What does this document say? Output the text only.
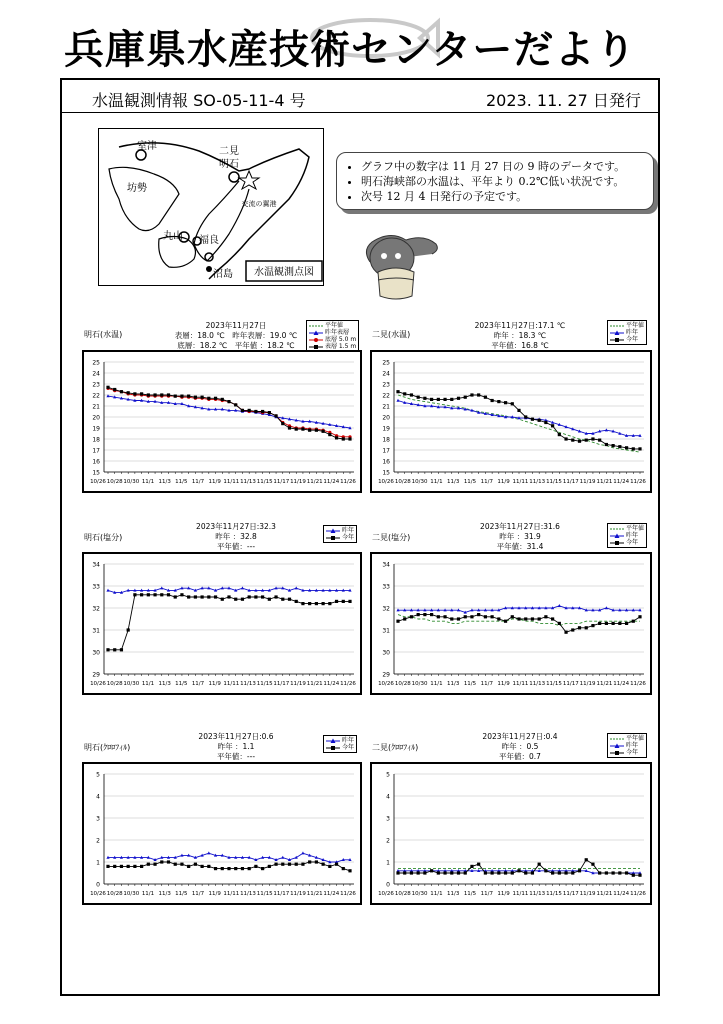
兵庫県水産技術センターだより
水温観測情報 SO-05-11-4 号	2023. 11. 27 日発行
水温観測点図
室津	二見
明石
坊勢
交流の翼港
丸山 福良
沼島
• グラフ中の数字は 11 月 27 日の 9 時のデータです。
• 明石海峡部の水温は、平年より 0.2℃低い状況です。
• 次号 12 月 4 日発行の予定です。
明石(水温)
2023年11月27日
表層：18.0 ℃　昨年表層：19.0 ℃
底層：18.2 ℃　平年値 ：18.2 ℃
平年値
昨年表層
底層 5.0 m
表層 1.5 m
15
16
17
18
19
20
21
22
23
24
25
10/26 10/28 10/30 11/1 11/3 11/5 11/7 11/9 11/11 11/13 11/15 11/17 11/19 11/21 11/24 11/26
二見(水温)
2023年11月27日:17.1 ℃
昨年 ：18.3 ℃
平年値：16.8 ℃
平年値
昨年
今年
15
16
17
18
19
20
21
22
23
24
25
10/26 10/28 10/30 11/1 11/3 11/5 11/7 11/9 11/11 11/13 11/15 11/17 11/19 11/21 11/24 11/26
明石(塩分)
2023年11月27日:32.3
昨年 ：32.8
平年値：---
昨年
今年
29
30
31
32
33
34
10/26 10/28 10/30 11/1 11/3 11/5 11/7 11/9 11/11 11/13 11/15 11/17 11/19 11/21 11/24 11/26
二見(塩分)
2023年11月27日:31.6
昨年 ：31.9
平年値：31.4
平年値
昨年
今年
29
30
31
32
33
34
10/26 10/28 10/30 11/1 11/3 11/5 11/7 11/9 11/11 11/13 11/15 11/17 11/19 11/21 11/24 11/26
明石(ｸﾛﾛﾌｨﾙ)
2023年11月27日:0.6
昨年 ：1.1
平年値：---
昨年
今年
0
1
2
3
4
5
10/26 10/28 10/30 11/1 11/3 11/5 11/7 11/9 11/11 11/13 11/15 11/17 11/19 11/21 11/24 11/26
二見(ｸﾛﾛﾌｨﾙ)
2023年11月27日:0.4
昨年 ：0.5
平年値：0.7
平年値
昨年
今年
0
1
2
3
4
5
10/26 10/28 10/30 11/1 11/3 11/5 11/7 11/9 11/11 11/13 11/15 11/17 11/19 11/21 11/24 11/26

+++

Instructions to follow >>
Reproduce all of the data exactly; the pictures do not belong in the copy.

Response to this task >>
What does this document say? Output the text only.
兵庫県水産技術センターだより
水温観測情報 SO-05-11-4 号	2023. 11. 27 日発行
水温観測点図
室津	二見
明石
坊勢
交流の翼港
丸山 福良
沼島
• グラフ中の数字は 11 月 27 日の 9 時のデータです。
• 明石海峡部の水温は、平年より 0.2℃低い状況です。
• 次号 12 月 4 日発行の予定です。
明石(水温)
2023年11月27日
表層：18.0 ℃　昨年表層：19.0 ℃
底層：18.2 ℃　平年値 ：18.2 ℃
平年値
昨年表層
底層 5.0 m
表層 1.5 m
15
16
17
18
19
20
21
22
23
24
25
10/26 10/28 10/30 11/1 11/3 11/5 11/7 11/9 11/11 11/13 11/15 11/17 11/19 11/21 11/24 11/26
二見(水温)
2023年11月27日:17.1 ℃
昨年 ：18.3 ℃
平年値：16.8 ℃
平年値
昨年
今年
15
16
17
18
19
20
21
22
23
24
25
10/26 10/28 10/30 11/1 11/3 11/5 11/7 11/9 11/11 11/13 11/15 11/17 11/19 11/21 11/24 11/26
明石(塩分)
2023年11月27日:32.3
昨年 ：32.8
平年値：---
昨年
今年
29
30
31
32
33
34
10/26 10/28 10/30 11/1 11/3 11/5 11/7 11/9 11/11 11/13 11/15 11/17 11/19 11/21 11/24 11/26
二見(塩分)
2023年11月27日:31.6
昨年 ：31.9
平年値：31.4
平年値
昨年
今年
29
30
31
32
33
34
10/26 10/28 10/30 11/1 11/3 11/5 11/7 11/9 11/11 11/13 11/15 11/17 11/19 11/21 11/24 11/26
明石(ｸﾛﾛﾌｨﾙ)
2023年11月27日:0.6
昨年 ：1.1
平年値：---
昨年
今年
0
1
2
3
4
5
10/26 10/28 10/30 11/1 11/3 11/5 11/7 11/9 11/11 11/13 11/15 11/17 11/19 11/21 11/24 11/26
二見(ｸﾛﾛﾌｨﾙ)
2023年11月27日:0.4
昨年 ：0.5
平年値：0.7
平年値
昨年
今年
0
1
2
3
4
5
10/26 10/28 10/30 11/1 11/3 11/5 11/7 11/9 11/11 11/13 11/15 11/17 11/19 11/21 11/24 11/26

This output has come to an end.